Problem requirements -
Repeat, line for line, the entries printed below.

Task inputs -
****************

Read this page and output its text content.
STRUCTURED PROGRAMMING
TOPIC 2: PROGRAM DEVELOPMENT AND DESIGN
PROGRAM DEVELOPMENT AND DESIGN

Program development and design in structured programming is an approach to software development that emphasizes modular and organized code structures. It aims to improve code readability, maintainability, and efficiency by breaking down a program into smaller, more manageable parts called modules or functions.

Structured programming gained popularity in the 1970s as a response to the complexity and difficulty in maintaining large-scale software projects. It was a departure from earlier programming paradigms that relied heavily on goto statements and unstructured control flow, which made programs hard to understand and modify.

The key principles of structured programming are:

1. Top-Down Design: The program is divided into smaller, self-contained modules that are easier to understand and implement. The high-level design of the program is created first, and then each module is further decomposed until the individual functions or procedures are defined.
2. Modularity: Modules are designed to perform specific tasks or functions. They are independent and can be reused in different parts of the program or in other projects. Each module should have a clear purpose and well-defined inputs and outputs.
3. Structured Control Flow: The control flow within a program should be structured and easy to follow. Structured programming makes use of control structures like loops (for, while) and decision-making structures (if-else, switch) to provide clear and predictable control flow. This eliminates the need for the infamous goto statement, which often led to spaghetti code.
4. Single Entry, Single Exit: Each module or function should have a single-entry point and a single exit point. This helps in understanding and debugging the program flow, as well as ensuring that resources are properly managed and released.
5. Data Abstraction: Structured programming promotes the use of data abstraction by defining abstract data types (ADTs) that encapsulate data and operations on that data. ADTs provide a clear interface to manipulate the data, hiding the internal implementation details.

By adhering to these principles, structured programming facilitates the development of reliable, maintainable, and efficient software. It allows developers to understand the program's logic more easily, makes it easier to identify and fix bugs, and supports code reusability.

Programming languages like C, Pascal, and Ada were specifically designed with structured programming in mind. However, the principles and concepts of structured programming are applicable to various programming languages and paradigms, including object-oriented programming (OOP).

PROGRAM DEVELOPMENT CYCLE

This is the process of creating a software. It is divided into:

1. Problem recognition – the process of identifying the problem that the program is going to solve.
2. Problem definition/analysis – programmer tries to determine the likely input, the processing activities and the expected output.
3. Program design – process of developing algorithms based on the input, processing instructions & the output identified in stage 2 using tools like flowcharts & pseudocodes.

****************

Solution to the problem -
Read this page and output its text content.
STRUCTURED PROGRAMMING
TOPIC 2: PROGRAM DEVELOPMENT AND DESIGN
PROGRAM DEVELOPMENT AND DESIGN

Program development and design in structured programming is an approach to software development that emphasizes modular and organized code structures. It aims to improve code readability, maintainability, and efficiency by breaking down a program into smaller, more manageable parts called modules or functions.

Structured programming gained popularity in the 1970s as a response to the complexity and difficulty in maintaining large-scale software projects. It was a departure from earlier programming paradigms that relied heavily on goto statements and unstructured control flow, which made programs hard to understand and modify.

The key principles of structured programming are:

1. Top-Down Design: The program is divided into smaller, self-contained modules that are easier to understand and implement. The high-level design of the program is created first, and then each module is further decomposed until the individual functions or procedures are defined.
2. Modularity: Modules are designed to perform specific tasks or functions. They are independent and can be reused in different parts of the program or in other projects. Each module should have a clear purpose and well-defined inputs and outputs.
3. Structured Control Flow: The control flow within a program should be structured and easy to follow. Structured programming makes use of control structures like loops (for, while) and decision-making structures (if-else, switch) to provide clear and predictable control flow. This eliminates the need for the infamous goto statement, which often led to spaghetti code.
4. Single Entry, Single Exit: Each module or function should have a single-entry point and a single exit point. This helps in understanding and debugging the program flow, as well as ensuring that resources are properly managed and released.
5. Data Abstraction: Structured programming promotes the use of data abstraction by defining abstract data types (ADTs) that encapsulate data and operations on that data. ADTs provide a clear interface to manipulate the data, hiding the internal implementation details.

By adhering to these principles, structured programming facilitates the development of reliable, maintainable, and efficient software. It allows developers to understand the program's logic more easily, makes it easier to identify and fix bugs, and supports code reusability.

Programming languages like C, Pascal, and Ada were specifically designed with structured programming in mind. However, the principles and concepts of structured programming are applicable to various programming languages and paradigms, including object-oriented programming (OOP).

PROGRAM DEVELOPMENT CYCLE

This is the process of creating a software. It is divided into:

1. Problem recognition – the process of identifying the problem that the program is going to solve.
2. Problem definition/analysis – programmer tries to determine the likely input, the processing activities and the expected output.
3. Program design – process of developing algorithms based on the input, processing instructions & the output identified in stage 2 using tools like flowcharts & pseudocodes.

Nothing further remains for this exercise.